### GOAL OF THE EXERCISE
In the entries, find all lines that hold the word "placeholder" and copy them.
··· EXERCISE INPUT ···
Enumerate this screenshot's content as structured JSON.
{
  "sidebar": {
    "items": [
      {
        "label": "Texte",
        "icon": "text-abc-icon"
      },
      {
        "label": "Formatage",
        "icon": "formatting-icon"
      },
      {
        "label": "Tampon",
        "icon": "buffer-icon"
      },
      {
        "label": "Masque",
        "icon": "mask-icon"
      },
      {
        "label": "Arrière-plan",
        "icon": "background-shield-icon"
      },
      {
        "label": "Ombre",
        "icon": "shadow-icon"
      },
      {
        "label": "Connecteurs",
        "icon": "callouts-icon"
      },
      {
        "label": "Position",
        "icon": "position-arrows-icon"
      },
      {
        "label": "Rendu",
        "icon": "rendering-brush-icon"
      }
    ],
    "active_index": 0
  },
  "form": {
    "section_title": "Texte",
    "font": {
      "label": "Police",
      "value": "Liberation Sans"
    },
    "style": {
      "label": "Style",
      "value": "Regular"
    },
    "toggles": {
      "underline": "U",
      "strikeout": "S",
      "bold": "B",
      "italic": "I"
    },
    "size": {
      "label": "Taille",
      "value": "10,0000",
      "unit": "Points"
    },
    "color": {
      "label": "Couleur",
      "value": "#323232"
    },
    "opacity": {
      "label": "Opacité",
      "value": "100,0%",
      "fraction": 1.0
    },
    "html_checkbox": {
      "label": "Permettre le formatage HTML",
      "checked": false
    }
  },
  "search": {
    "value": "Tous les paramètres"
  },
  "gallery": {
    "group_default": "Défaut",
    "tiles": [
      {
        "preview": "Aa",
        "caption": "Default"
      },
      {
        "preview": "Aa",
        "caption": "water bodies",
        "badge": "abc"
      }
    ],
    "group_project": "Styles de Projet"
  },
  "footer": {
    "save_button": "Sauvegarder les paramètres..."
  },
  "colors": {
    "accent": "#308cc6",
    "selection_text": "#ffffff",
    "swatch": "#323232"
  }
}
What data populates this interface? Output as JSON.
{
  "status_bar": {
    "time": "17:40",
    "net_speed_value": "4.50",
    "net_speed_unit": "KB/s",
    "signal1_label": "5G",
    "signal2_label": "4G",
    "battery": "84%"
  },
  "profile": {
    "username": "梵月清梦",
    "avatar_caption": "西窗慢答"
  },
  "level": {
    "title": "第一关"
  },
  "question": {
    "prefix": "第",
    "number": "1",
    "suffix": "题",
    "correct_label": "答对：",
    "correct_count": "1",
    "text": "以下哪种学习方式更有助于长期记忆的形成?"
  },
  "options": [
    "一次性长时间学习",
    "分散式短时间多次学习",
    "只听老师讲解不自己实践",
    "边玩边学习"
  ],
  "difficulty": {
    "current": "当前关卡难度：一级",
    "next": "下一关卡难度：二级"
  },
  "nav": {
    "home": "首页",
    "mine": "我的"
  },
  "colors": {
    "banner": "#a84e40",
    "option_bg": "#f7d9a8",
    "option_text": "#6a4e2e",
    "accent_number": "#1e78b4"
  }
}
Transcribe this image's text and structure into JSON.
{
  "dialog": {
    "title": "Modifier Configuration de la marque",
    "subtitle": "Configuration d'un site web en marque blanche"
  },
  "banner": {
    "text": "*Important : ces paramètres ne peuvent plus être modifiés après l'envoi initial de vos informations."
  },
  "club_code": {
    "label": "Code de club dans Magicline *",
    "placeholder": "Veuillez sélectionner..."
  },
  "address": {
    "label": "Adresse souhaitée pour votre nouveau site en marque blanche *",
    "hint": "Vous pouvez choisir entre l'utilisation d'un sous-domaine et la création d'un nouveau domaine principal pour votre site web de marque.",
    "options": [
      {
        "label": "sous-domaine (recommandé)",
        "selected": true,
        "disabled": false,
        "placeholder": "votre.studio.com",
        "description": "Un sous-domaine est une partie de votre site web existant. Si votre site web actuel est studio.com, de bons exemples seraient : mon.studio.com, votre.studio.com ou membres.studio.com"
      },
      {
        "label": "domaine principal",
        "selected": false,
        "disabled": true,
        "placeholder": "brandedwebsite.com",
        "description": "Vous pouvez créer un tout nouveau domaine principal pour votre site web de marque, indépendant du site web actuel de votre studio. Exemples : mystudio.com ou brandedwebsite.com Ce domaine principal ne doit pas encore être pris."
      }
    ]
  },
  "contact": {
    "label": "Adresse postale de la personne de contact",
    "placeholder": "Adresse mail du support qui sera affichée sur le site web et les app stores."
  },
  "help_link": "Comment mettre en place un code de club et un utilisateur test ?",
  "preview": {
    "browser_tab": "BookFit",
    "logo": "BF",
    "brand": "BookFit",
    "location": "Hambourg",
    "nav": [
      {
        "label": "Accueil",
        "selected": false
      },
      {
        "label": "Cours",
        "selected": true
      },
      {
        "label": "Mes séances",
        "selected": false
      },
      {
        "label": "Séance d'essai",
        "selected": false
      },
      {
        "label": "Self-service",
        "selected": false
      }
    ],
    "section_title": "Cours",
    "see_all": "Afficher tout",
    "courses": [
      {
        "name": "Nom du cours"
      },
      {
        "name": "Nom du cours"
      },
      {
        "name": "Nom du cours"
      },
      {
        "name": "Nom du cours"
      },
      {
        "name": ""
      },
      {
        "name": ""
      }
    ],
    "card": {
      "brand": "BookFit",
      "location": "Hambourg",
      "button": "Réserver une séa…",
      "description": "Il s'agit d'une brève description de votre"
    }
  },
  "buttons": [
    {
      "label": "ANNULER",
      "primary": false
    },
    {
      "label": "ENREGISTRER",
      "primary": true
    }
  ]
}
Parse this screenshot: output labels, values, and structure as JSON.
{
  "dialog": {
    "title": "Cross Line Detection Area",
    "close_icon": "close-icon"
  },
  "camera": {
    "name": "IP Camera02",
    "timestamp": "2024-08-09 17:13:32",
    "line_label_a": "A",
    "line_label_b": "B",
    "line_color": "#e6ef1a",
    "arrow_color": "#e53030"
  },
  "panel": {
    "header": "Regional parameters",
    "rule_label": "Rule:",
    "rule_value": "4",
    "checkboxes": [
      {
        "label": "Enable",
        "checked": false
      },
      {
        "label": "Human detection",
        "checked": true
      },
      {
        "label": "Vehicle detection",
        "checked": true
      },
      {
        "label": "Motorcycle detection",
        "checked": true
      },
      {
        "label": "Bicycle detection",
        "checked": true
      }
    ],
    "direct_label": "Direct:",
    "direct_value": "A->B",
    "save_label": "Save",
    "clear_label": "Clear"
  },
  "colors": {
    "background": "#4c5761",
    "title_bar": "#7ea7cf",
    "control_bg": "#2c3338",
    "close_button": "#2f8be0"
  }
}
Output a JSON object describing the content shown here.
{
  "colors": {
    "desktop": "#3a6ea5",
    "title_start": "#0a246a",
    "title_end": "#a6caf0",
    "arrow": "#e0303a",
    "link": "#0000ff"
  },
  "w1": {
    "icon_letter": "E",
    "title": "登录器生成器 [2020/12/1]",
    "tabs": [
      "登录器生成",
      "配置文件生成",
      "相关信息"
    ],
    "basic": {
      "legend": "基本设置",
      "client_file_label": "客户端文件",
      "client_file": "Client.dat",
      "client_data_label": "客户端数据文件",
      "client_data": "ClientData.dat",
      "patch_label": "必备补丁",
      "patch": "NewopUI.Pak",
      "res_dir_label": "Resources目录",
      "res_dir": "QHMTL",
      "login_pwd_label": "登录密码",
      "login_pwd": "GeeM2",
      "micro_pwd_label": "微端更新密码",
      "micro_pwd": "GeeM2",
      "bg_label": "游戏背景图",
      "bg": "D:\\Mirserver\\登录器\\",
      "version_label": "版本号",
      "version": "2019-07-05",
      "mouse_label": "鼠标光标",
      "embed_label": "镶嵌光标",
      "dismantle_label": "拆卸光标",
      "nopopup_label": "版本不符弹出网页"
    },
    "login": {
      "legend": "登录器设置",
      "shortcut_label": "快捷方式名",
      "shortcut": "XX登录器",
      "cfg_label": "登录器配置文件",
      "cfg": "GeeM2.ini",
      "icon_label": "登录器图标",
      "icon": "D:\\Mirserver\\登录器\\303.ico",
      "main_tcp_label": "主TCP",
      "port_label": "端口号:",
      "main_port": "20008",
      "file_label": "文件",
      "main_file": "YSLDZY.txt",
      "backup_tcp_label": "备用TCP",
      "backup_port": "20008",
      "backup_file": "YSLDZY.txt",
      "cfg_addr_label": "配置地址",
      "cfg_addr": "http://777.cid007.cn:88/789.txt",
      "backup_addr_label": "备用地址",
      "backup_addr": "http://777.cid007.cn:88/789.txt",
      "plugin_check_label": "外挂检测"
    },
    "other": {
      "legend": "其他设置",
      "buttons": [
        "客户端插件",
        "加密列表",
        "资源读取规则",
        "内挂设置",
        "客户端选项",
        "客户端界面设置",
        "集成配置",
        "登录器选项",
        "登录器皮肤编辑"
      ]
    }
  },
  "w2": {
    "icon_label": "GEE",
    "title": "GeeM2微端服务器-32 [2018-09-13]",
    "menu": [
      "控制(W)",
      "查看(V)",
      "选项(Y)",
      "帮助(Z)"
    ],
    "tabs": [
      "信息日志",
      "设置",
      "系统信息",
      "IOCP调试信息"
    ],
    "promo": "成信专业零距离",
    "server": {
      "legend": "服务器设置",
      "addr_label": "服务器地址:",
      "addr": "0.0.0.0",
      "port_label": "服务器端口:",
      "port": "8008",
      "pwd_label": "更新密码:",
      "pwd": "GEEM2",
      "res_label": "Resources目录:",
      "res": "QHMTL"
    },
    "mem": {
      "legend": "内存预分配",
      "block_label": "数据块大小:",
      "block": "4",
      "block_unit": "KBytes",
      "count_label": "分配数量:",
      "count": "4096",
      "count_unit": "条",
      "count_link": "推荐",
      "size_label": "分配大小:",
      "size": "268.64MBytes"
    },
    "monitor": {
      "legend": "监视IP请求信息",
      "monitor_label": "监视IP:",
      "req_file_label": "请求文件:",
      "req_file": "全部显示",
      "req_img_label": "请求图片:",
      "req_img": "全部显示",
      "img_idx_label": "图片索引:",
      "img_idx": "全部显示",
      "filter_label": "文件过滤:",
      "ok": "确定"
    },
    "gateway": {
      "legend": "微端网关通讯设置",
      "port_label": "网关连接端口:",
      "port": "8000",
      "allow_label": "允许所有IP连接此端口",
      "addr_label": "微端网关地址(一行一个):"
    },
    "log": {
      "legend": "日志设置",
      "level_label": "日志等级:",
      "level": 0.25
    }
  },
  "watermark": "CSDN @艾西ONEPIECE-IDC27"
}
···
### TASK RESULT
    "placeholder": "Veuillez sélectionner..."
        "placeholder": "votre.studio.com",
        "placeholder": "brandedwebsite.com",
    "placeholder": "Adresse mail du support qui sera affichée sur le site web et les app stores."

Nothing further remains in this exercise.